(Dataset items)
· · · · · · ·
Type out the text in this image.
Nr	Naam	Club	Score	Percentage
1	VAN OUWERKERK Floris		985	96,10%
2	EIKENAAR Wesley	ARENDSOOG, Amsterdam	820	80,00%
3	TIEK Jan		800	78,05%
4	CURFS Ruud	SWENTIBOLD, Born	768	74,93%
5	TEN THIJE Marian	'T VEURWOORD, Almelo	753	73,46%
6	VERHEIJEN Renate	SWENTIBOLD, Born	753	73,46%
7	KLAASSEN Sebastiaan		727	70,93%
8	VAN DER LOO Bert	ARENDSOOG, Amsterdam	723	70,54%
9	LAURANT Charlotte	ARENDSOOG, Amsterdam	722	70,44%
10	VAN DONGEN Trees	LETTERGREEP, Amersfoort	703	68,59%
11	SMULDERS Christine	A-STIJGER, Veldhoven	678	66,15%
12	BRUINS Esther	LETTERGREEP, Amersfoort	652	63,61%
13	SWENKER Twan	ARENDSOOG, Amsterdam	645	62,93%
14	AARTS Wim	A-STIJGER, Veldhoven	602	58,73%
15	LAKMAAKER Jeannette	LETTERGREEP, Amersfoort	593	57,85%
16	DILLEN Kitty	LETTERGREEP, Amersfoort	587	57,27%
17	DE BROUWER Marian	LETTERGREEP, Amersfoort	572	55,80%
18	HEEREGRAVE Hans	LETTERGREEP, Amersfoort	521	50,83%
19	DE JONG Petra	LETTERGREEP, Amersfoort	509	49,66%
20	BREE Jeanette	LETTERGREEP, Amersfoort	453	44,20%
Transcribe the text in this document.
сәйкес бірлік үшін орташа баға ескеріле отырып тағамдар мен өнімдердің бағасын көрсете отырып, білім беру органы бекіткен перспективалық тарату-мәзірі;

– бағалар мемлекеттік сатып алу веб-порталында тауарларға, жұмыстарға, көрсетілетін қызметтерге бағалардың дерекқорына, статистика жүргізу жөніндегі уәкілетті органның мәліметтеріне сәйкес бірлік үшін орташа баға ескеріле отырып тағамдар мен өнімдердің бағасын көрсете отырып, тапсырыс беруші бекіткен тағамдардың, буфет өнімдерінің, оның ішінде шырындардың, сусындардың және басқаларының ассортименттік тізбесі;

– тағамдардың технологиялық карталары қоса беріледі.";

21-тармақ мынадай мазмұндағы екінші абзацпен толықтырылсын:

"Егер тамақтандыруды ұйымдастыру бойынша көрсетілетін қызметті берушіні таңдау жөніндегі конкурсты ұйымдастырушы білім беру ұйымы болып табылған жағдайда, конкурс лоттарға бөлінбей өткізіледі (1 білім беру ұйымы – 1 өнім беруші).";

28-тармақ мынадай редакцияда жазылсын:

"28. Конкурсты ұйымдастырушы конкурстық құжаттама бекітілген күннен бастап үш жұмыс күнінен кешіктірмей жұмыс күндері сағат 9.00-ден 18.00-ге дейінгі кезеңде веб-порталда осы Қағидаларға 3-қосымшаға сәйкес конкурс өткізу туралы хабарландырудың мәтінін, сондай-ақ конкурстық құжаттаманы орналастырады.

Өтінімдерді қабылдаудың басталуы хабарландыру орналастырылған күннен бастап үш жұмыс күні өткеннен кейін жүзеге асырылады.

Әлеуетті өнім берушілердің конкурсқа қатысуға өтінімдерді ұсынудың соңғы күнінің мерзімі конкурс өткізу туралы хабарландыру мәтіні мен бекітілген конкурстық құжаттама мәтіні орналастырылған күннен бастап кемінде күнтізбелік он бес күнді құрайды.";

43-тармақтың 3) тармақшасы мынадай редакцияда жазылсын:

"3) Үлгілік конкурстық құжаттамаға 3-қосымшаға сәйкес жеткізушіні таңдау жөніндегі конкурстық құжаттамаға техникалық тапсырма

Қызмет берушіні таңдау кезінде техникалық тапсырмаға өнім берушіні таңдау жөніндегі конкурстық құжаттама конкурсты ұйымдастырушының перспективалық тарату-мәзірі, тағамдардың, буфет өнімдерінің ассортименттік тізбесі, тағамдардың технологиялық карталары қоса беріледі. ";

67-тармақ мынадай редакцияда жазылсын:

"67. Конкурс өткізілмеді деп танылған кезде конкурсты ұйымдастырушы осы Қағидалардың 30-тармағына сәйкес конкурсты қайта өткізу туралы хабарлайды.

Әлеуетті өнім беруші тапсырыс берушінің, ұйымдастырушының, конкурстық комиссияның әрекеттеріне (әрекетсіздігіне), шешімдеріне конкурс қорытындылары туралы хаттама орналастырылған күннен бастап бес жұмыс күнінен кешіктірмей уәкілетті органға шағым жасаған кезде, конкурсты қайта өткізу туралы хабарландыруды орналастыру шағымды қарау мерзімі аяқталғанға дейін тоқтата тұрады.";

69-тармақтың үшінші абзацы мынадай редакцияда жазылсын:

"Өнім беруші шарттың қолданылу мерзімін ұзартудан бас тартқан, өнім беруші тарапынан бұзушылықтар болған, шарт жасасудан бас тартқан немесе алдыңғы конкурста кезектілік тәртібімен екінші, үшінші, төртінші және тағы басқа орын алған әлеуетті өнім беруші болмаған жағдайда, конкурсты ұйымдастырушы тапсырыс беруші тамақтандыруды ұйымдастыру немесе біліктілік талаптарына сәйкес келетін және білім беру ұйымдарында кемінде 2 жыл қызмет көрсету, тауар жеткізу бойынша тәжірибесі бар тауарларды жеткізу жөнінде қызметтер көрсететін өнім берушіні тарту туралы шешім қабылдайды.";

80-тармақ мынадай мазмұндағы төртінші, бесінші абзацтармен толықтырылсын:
· · · · · · ·
TASK PROMPT
Repeat the data precisely, reproducing every entry.

COMPLETE OUTPUT
Type out the text in this image.
Nr	Naam	Club	Score	Percentage
1	VAN OUWERKERK Floris		985	96,10%
2	EIKENAAR Wesley	ARENDSOOG, Amsterdam	820	80,00%
3	TIEK Jan		800	78,05%
4	CURFS Ruud	SWENTIBOLD, Born	768	74,93%
5	TEN THIJE Marian	'T VEURWOORD, Almelo	753	73,46%
6	VERHEIJEN Renate	SWENTIBOLD, Born	753	73,46%
7	KLAASSEN Sebastiaan		727	70,93%
8	VAN DER LOO Bert	ARENDSOOG, Amsterdam	723	70,54%
9	LAURANT Charlotte	ARENDSOOG, Amsterdam	722	70,44%
10	VAN DONGEN Trees	LETTERGREEP, Amersfoort	703	68,59%
11	SMULDERS Christine	A-STIJGER, Veldhoven	678	66,15%
12	BRUINS Esther	LETTERGREEP, Amersfoort	652	63,61%
13	SWENKER Twan	ARENDSOOG, Amsterdam	645	62,93%
14	AARTS Wim	A-STIJGER, Veldhoven	602	58,73%
15	LAKMAAKER Jeannette	LETTERGREEP, Amersfoort	593	57,85%
16	DILLEN Kitty	LETTERGREEP, Amersfoort	587	57,27%
17	DE BROUWER Marian	LETTERGREEP, Amersfoort	572	55,80%
18	HEEREGRAVE Hans	LETTERGREEP, Amersfoort	521	50,83%
19	DE JONG Petra	LETTERGREEP, Amersfoort	509	49,66%
20	BREE Jeanette	LETTERGREEP, Amersfoort	453	44,20%
Transcribe the text in this document.
сәйкес бірлік үшін орташа баға ескеріле отырып тағамдар мен өнімдердің бағасын көрсете отырып, білім беру органы бекіткен перспективалық тарату-мәзірі;

– бағалар мемлекеттік сатып алу веб-порталында тауарларға, жұмыстарға, көрсетілетін қызметтерге бағалардың дерекқорына, статистика жүргізу жөніндегі уәкілетті органның мәліметтеріне сәйкес бірлік үшін орташа баға ескеріле отырып тағамдар мен өнімдердің бағасын көрсете отырып, тапсырыс беруші бекіткен тағамдардың, буфет өнімдерінің, оның ішінде шырындардың, сусындардың және басқаларының ассортименттік тізбесі;

– тағамдардың технологиялық карталары қоса беріледі.";

21-тармақ мынадай мазмұндағы екінші абзацпен толықтырылсын:

"Егер тамақтандыруды ұйымдастыру бойынша көрсетілетін қызметті берушіні таңдау жөніндегі конкурсты ұйымдастырушы білім беру ұйымы болып табылған жағдайда, конкурс лоттарға бөлінбей өткізіледі (1 білім беру ұйымы – 1 өнім беруші).";

28-тармақ мынадай редакцияда жазылсын:

"28. Конкурсты ұйымдастырушы конкурстық құжаттама бекітілген күннен бастап үш жұмыс күнінен кешіктірмей жұмыс күндері сағат 9.00-ден 18.00-ге дейінгі кезеңде веб-порталда осы Қағидаларға 3-қосымшаға сәйкес конкурс өткізу туралы хабарландырудың мәтінін, сондай-ақ конкурстық құжаттаманы орналастырады.

Өтінімдерді қабылдаудың басталуы хабарландыру орналастырылған күннен бастап үш жұмыс күні өткеннен кейін жүзеге асырылады.

Әлеуетті өнім берушілердің конкурсқа қатысуға өтінімдерді ұсынудың соңғы күнінің мерзімі конкурс өткізу туралы хабарландыру мәтіні мен бекітілген конкурстық құжаттама мәтіні орналастырылған күннен бастап кемінде күнтізбелік он бес күнді құрайды.";

43-тармақтың 3) тармақшасы мынадай редакцияда жазылсын:

"3) Үлгілік конкурстық құжаттамаға 3-қосымшаға сәйкес жеткізушіні таңдау жөніндегі конкурстық құжаттамаға техникалық тапсырма

Қызмет берушіні таңдау кезінде техникалық тапсырмаға өнім берушіні таңдау жөніндегі конкурстық құжаттама конкурсты ұйымдастырушының перспективалық тарату-мәзірі, тағамдардың, буфет өнімдерінің ассортименттік тізбесі, тағамдардың технологиялық карталары қоса беріледі. ";

67-тармақ мынадай редакцияда жазылсын:

"67. Конкурс өткізілмеді деп танылған кезде конкурсты ұйымдастырушы осы Қағидалардың 30-тармағына сәйкес конкурсты қайта өткізу туралы хабарлайды.

Әлеуетті өнім беруші тапсырыс берушінің, ұйымдастырушының, конкурстық комиссияның әрекеттеріне (әрекетсіздігіне), шешімдеріне конкурс қорытындылары туралы хаттама орналастырылған күннен бастап бес жұмыс күнінен кешіктірмей уәкілетті органға шағым жасаған кезде, конкурсты қайта өткізу туралы хабарландыруды орналастыру шағымды қарау мерзімі аяқталғанға дейін тоқтата тұрады.";

69-тармақтың үшінші абзацы мынадай редакцияда жазылсын:

"Өнім беруші шарттың қолданылу мерзімін ұзартудан бас тартқан, өнім беруші тарапынан бұзушылықтар болған, шарт жасасудан бас тартқан немесе алдыңғы конкурста кезектілік тәртібімен екінші, үшінші, төртінші және тағы басқа орын алған әлеуетті өнім беруші болмаған жағдайда, конкурсты ұйымдастырушы тапсырыс беруші тамақтандыруды ұйымдастыру немесе біліктілік талаптарына сәйкес келетін және білім беру ұйымдарында кемінде 2 жыл қызмет көрсету, тауар жеткізу бойынша тәжірибесі бар тауарларды жеткізу жөнінде қызметтер көрсететін өнім берушіні тарту туралы шешім қабылдайды.";

80-тармақ мынадай мазмұндағы төртінші, бесінші абзацтармен толықтырылсын:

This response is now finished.